Exercise instructions: Please list all lines of the material below in which the string "house" occurs.

Record extracts:
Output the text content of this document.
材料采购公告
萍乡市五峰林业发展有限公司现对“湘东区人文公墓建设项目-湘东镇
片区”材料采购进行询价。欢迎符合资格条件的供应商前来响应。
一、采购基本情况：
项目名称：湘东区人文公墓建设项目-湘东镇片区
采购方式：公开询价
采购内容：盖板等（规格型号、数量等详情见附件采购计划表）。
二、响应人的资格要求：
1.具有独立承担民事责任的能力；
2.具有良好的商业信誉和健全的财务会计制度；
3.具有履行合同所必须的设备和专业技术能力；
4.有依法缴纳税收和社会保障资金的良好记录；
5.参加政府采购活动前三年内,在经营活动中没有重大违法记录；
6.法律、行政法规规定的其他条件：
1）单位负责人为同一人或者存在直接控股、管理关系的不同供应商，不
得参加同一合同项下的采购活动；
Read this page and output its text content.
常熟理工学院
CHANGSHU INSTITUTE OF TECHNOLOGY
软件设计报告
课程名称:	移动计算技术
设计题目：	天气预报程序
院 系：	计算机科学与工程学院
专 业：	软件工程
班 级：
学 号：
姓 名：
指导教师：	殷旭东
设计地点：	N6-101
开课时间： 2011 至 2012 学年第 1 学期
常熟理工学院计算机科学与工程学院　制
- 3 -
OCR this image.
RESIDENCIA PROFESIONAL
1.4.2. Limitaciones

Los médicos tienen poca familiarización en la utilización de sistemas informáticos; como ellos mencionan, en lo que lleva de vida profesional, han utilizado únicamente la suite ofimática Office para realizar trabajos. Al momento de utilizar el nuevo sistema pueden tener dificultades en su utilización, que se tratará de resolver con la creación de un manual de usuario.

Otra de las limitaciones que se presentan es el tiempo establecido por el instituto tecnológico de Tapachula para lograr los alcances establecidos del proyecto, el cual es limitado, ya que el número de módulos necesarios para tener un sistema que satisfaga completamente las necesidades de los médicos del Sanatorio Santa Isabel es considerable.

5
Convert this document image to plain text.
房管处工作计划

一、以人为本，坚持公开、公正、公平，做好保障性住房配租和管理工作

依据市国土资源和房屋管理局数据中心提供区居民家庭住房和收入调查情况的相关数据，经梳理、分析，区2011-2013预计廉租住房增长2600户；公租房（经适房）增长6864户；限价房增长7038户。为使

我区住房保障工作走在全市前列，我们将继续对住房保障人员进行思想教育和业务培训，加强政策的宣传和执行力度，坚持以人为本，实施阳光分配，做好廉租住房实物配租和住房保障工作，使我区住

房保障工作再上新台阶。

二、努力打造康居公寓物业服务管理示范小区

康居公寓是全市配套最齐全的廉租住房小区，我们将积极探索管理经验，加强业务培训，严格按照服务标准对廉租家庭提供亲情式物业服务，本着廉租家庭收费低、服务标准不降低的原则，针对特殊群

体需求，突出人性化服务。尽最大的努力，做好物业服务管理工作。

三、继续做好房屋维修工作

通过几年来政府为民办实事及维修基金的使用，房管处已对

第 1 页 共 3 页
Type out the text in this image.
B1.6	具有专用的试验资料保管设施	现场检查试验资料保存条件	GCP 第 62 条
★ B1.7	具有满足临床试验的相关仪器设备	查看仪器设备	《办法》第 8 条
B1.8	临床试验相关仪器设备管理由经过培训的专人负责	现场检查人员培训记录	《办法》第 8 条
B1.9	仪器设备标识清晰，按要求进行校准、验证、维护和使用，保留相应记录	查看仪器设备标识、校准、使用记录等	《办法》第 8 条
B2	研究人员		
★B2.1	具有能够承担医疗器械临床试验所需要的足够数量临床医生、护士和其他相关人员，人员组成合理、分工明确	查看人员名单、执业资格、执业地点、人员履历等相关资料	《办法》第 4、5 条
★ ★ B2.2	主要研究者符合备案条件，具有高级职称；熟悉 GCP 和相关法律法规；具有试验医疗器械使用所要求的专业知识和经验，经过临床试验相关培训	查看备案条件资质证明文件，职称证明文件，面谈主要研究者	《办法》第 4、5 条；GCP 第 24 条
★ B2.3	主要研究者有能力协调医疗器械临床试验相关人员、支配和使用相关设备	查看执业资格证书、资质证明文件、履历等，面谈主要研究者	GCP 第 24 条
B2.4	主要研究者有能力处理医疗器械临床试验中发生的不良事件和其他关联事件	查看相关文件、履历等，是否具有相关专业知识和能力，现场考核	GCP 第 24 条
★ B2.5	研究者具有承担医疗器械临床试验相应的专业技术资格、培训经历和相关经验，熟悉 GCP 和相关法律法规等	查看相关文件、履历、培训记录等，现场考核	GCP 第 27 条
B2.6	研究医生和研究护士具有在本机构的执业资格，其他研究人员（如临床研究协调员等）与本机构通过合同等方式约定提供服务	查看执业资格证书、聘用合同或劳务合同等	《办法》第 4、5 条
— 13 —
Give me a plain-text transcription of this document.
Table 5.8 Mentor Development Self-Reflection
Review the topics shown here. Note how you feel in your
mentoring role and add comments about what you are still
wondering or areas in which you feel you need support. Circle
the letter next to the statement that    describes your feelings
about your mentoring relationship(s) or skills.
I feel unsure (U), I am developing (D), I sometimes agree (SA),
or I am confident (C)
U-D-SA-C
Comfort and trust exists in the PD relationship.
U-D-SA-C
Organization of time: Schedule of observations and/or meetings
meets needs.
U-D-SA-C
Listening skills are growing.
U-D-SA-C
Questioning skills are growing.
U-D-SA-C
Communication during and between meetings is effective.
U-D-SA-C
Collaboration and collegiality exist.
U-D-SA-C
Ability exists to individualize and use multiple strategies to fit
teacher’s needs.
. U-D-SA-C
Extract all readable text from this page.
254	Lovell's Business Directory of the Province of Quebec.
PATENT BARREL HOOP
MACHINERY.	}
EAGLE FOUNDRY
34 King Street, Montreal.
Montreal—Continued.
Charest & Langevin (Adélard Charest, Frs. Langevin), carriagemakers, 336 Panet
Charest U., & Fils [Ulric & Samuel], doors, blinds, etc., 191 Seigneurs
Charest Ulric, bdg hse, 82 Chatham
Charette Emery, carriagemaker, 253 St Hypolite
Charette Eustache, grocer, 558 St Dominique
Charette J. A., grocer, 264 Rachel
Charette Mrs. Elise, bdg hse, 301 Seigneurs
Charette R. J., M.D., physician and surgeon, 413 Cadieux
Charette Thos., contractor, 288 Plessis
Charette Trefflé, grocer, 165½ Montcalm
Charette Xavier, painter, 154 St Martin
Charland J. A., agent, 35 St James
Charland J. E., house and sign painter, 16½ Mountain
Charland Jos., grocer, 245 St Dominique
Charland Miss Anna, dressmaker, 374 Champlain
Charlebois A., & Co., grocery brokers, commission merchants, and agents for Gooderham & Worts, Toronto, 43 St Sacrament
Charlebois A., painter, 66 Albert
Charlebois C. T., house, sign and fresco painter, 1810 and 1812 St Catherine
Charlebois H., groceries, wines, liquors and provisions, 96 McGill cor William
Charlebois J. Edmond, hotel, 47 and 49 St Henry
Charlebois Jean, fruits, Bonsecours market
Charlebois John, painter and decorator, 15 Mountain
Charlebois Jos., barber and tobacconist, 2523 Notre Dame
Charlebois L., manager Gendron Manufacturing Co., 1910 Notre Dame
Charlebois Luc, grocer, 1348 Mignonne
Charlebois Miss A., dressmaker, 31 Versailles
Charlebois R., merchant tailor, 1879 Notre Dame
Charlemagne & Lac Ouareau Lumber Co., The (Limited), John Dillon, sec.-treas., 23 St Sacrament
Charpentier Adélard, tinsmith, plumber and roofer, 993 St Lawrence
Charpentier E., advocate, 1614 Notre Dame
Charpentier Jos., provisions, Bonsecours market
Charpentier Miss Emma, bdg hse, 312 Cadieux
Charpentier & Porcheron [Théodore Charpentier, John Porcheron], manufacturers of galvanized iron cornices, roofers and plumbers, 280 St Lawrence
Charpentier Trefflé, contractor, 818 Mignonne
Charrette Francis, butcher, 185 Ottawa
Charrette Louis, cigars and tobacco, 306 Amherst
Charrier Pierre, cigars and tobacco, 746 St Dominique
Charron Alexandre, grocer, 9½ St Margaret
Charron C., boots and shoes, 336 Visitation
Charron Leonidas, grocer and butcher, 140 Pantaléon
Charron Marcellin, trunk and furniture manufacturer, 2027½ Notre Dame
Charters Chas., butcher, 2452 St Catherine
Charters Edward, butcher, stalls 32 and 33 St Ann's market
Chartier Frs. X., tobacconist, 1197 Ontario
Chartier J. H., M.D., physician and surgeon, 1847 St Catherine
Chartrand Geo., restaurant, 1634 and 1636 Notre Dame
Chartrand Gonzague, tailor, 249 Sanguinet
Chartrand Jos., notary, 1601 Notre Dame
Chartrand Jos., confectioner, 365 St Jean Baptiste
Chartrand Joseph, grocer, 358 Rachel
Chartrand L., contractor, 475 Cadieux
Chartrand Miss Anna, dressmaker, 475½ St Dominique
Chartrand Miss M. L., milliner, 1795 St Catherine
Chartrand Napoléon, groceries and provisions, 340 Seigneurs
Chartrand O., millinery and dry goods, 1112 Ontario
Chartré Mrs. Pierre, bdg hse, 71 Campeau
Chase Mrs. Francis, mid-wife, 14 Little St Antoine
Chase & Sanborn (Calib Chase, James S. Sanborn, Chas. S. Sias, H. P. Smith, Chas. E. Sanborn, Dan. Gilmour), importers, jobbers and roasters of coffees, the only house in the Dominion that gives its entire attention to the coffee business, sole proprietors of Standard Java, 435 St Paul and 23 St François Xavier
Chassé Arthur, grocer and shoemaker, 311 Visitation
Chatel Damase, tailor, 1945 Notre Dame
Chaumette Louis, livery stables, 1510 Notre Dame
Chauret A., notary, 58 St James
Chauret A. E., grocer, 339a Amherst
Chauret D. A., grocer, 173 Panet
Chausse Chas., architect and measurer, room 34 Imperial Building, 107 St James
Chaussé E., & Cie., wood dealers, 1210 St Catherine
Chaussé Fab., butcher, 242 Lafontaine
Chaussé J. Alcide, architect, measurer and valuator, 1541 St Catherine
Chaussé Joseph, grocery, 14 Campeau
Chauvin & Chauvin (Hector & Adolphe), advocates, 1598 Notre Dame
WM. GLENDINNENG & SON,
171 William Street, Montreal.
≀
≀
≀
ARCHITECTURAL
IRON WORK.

Written response:
Charland J. E., house and sign painter, 16½ Mountain
Charlebois C. T., house, sign and fresco painter, 1810 and 1812 St Catherine
Chase & Sanborn (Calib Chase, James S. Sanborn, Chas. S. Sias, H. P. Smith, Chas. E. Sanborn, Dan. Gilmour), importers, jobbers and roasters of coffees, the only house in the Dominion that gives its entire attention to the coffee business, sole proprietors of Standard Java, 435 St Paul and 23 St François Xavier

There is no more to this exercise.